┌─ Data lines

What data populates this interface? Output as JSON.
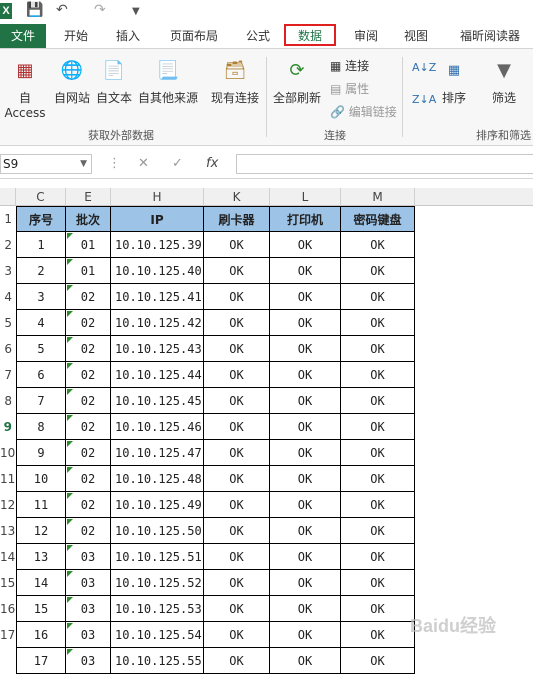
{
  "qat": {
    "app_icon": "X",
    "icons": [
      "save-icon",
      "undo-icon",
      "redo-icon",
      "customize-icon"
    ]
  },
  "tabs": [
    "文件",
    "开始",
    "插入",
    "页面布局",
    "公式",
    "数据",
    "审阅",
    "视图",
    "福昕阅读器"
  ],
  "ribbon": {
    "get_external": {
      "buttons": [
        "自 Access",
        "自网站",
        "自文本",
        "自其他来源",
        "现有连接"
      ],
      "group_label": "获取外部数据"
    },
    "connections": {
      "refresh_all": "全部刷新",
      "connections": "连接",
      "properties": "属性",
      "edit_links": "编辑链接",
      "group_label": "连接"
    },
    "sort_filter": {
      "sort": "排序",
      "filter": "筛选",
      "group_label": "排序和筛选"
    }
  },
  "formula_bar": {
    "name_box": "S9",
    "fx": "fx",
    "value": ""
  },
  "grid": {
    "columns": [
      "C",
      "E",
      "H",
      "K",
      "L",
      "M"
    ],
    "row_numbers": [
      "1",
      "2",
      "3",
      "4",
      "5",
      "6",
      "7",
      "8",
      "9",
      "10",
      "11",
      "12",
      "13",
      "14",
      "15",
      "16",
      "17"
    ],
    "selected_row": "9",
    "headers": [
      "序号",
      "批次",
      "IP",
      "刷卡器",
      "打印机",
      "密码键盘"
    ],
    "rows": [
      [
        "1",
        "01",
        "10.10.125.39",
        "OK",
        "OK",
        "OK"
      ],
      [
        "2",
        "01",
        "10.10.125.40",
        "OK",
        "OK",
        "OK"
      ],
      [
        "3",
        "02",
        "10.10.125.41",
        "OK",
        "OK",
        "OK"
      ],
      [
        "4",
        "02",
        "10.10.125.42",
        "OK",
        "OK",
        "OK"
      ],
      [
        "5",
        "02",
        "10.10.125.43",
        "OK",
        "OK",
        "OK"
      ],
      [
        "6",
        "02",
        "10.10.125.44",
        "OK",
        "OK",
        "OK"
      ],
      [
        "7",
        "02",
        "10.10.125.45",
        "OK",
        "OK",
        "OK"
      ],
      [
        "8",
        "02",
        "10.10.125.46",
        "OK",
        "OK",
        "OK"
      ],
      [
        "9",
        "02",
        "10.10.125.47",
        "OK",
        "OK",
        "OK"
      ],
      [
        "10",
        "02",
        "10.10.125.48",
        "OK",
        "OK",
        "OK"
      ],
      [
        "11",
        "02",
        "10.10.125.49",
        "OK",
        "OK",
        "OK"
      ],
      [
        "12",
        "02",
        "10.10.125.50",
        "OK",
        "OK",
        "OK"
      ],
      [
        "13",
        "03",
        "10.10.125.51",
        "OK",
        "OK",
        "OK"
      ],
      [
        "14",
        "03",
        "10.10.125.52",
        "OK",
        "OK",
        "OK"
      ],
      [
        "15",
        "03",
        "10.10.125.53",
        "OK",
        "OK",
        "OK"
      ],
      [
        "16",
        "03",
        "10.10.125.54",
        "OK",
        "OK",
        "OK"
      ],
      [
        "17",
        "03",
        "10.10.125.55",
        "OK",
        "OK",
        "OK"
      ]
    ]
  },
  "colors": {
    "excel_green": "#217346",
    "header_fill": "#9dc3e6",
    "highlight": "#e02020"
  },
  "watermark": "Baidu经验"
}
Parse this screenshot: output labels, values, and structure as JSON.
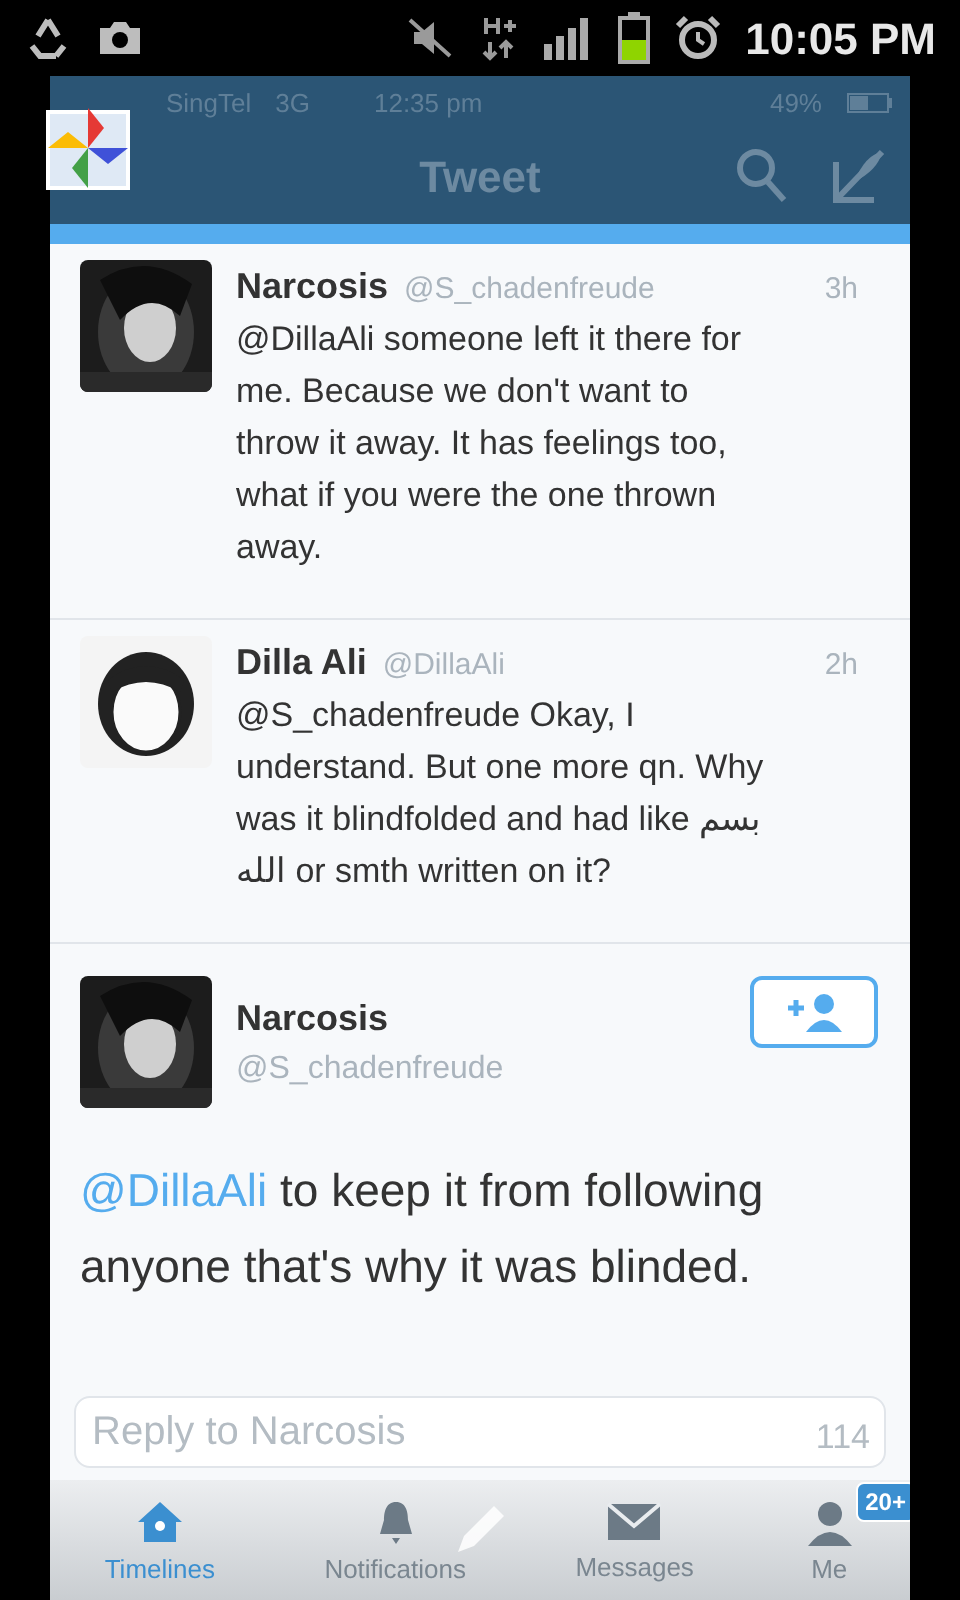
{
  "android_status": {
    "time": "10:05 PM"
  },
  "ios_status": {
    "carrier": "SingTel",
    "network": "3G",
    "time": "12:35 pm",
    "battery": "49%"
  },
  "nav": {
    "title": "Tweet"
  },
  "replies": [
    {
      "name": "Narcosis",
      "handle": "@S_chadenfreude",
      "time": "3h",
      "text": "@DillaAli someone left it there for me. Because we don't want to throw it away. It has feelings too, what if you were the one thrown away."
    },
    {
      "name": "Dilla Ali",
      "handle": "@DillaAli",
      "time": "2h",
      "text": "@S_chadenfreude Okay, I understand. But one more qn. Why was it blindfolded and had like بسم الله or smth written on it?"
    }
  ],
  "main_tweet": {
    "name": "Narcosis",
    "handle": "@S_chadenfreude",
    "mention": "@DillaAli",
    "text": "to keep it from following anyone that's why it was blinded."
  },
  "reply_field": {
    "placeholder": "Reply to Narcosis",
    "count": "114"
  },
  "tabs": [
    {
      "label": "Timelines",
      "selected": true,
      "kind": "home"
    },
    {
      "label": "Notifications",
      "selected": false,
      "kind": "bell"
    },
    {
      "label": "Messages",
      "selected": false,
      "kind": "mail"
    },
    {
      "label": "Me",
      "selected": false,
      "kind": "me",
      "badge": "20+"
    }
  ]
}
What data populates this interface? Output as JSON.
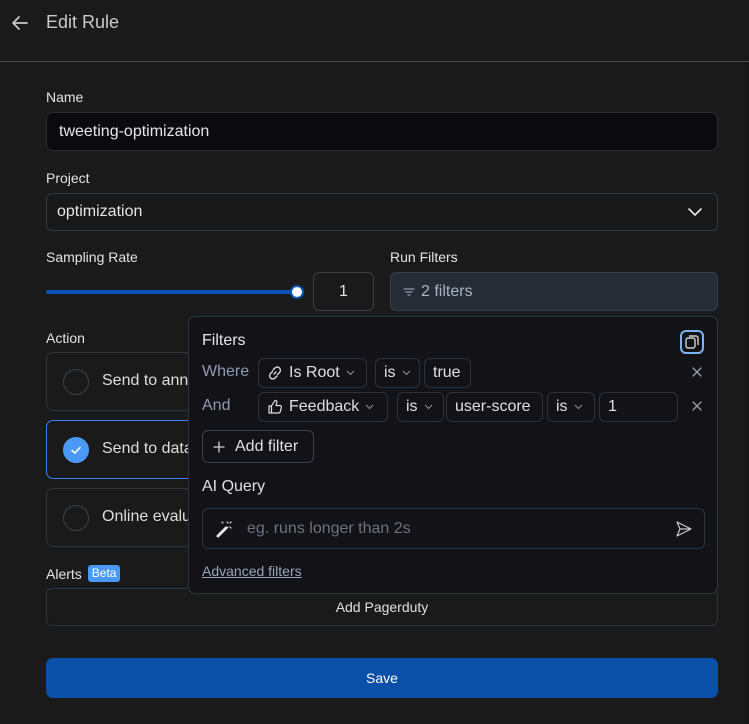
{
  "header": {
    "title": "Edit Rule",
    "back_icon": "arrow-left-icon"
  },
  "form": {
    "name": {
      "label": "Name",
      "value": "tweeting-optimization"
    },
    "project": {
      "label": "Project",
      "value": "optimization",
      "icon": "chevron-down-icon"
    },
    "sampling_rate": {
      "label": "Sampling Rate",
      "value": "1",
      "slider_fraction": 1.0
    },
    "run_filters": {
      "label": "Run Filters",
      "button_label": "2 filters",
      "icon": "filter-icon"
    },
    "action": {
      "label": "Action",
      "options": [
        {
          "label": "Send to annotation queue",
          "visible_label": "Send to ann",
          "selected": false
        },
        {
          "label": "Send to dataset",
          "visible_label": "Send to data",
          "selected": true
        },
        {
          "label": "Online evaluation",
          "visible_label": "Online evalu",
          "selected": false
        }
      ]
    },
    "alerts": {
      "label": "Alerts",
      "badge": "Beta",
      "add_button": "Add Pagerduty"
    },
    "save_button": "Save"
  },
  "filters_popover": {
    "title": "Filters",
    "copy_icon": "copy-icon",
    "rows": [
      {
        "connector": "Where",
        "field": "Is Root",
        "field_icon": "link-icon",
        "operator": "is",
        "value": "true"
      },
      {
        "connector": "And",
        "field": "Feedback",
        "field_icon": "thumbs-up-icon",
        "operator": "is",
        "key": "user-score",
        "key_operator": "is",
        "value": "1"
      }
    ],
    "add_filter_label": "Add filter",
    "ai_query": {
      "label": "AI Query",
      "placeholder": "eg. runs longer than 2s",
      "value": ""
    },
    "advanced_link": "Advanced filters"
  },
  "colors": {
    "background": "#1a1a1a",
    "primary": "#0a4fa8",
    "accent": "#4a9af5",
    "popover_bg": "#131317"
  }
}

└─

# The task
Output all the records, word for word, with no pictures in the copy.

# The output
What data populates this interface? Output as JSON.
{
  "qat": {
    "app_icon": "X",
    "icons": [
      "save-icon",
      "undo-icon",
      "redo-icon",
      "customize-icon"
    ]
  },
  "tabs": [
    "文件",
    "开始",
    "插入",
    "页面布局",
    "公式",
    "数据",
    "审阅",
    "视图",
    "福昕阅读器"
  ],
  "ribbon": {
    "get_external": {
      "buttons": [
        "自 Access",
        "自网站",
        "自文本",
        "自其他来源",
        "现有连接"
      ],
      "group_label": "获取外部数据"
    },
    "connections": {
      "refresh_all": "全部刷新",
      "connections": "连接",
      "properties": "属性",
      "edit_links": "编辑链接",
      "group_label": "连接"
    },
    "sort_filter": {
      "sort": "排序",
      "filter": "筛选",
      "group_label": "排序和筛选"
    }
  },
  "formula_bar": {
    "name_box": "S9",
    "fx": "fx",
    "value": ""
  },
  "grid": {
    "columns": [
      "C",
      "E",
      "H",
      "K",
      "L",
      "M"
    ],
    "row_numbers": [
      "1",
      "2",
      "3",
      "4",
      "5",
      "6",
      "7",
      "8",
      "9",
      "10",
      "11",
      "12",
      "13",
      "14",
      "15",
      "16",
      "17"
    ],
    "selected_row": "9",
    "headers": [
      "序号",
      "批次",
      "IP",
      "刷卡器",
      "打印机",
      "密码键盘"
    ],
    "rows": [
      [
        "1",
        "01",
        "10.10.125.39",
        "OK",
        "OK",
        "OK"
      ],
      [
        "2",
        "01",
        "10.10.125.40",
        "OK",
        "OK",
        "OK"
      ],
      [
        "3",
        "02",
        "10.10.125.41",
        "OK",
        "OK",
        "OK"
      ],
      [
        "4",
        "02",
        "10.10.125.42",
        "OK",
        "OK",
        "OK"
      ],
      [
        "5",
        "02",
        "10.10.125.43",
        "OK",
        "OK",
        "OK"
      ],
      [
        "6",
        "02",
        "10.10.125.44",
        "OK",
        "OK",
        "OK"
      ],
      [
        "7",
        "02",
        "10.10.125.45",
        "OK",
        "OK",
        "OK"
      ],
      [
        "8",
        "02",
        "10.10.125.46",
        "OK",
        "OK",
        "OK"
      ],
      [
        "9",
        "02",
        "10.10.125.47",
        "OK",
        "OK",
        "OK"
      ],
      [
        "10",
        "02",
        "10.10.125.48",
        "OK",
        "OK",
        "OK"
      ],
      [
        "11",
        "02",
        "10.10.125.49",
        "OK",
        "OK",
        "OK"
      ],
      [
        "12",
        "02",
        "10.10.125.50",
        "OK",
        "OK",
        "OK"
      ],
      [
        "13",
        "03",
        "10.10.125.51",
        "OK",
        "OK",
        "OK"
      ],
      [
        "14",
        "03",
        "10.10.125.52",
        "OK",
        "OK",
        "OK"
      ],
      [
        "15",
        "03",
        "10.10.125.53",
        "OK",
        "OK",
        "OK"
      ],
      [
        "16",
        "03",
        "10.10.125.54",
        "OK",
        "OK",
        "OK"
      ],
      [
        "17",
        "03",
        "10.10.125.55",
        "OK",
        "OK",
        "OK"
      ]
    ]
  },
  "colors": {
    "excel_green": "#217346",
    "header_fill": "#9dc3e6",
    "highlight": "#e02020"
  },
  "watermark": "Baidu经验"
}
Parse this screenshot: output labels, values, and structure as JSON.
{
  "android_status": {
    "time": "10:05 PM"
  },
  "ios_status": {
    "carrier": "SingTel",
    "network": "3G",
    "time": "12:35 pm",
    "battery": "49%"
  },
  "nav": {
    "title": "Tweet"
  },
  "replies": [
    {
      "name": "Narcosis",
      "handle": "@S_chadenfreude",
      "time": "3h",
      "text": "@DillaAli someone left it there for me. Because we don't want to throw it away. It has feelings too, what if you were the one thrown away."
    },
    {
      "name": "Dilla Ali",
      "handle": "@DillaAli",
      "time": "2h",
      "text": "@S_chadenfreude Okay, I understand. But one more qn. Why was it blindfolded and had like بسم الله or smth written on it?"
    }
  ],
  "main_tweet": {
    "name": "Narcosis",
    "handle": "@S_chadenfreude",
    "mention": "@DillaAli",
    "text": "to keep it from following anyone that's why it was blinded."
  },
  "reply_field": {
    "placeholder": "Reply to Narcosis",
    "count": "114"
  },
  "tabs": [
    {
      "label": "Timelines",
      "selected": true,
      "kind": "home"
    },
    {
      "label": "Notifications",
      "selected": false,
      "kind": "bell"
    },
    {
      "label": "Messages",
      "selected": false,
      "kind": "mail"
    },
    {
      "label": "Me",
      "selected": false,
      "kind": "me",
      "badge": "20+"
    }
  ]
}
What data populates this interface? Output as JSON.
{
  "header": {
    "title": "Edit Rule",
    "back_icon": "arrow-left-icon"
  },
  "form": {
    "name": {
      "label": "Name",
      "value": "tweeting-optimization"
    },
    "project": {
      "label": "Project",
      "value": "optimization",
      "icon": "chevron-down-icon"
    },
    "sampling_rate": {
      "label": "Sampling Rate",
      "value": "1",
      "slider_fraction": 1.0
    },
    "run_filters": {
      "label": "Run Filters",
      "button_label": "2 filters",
      "icon": "filter-icon"
    },
    "action": {
      "label": "Action",
      "options": [
        {
          "label": "Send to annotation queue",
          "visible_label": "Send to ann",
          "selected": false
        },
        {
          "label": "Send to dataset",
          "visible_label": "Send to data",
          "selected": true
        },
        {
          "label": "Online evaluation",
          "visible_label": "Online evalu",
          "selected": false
        }
      ]
    },
    "alerts": {
      "label": "Alerts",
      "badge": "Beta",
      "add_button": "Add Pagerduty"
    },
    "save_button": "Save"
  },
  "filters_popover": {
    "title": "Filters",
    "copy_icon": "copy-icon",
    "rows": [
      {
        "connector": "Where",
        "field": "Is Root",
        "field_icon": "link-icon",
        "operator": "is",
        "value": "true"
      },
      {
        "connector": "And",
        "field": "Feedback",
        "field_icon": "thumbs-up-icon",
        "operator": "is",
        "key": "user-score",
        "key_operator": "is",
        "value": "1"
      }
    ],
    "add_filter_label": "Add filter",
    "ai_query": {
      "label": "AI Query",
      "placeholder": "eg. runs longer than 2s",
      "value": ""
    },
    "advanced_link": "Advanced filters"
  },
  "colors": {
    "background": "#1a1a1a",
    "primary": "#0a4fa8",
    "accent": "#4a9af5",
    "popover_bg": "#131317"
  }
}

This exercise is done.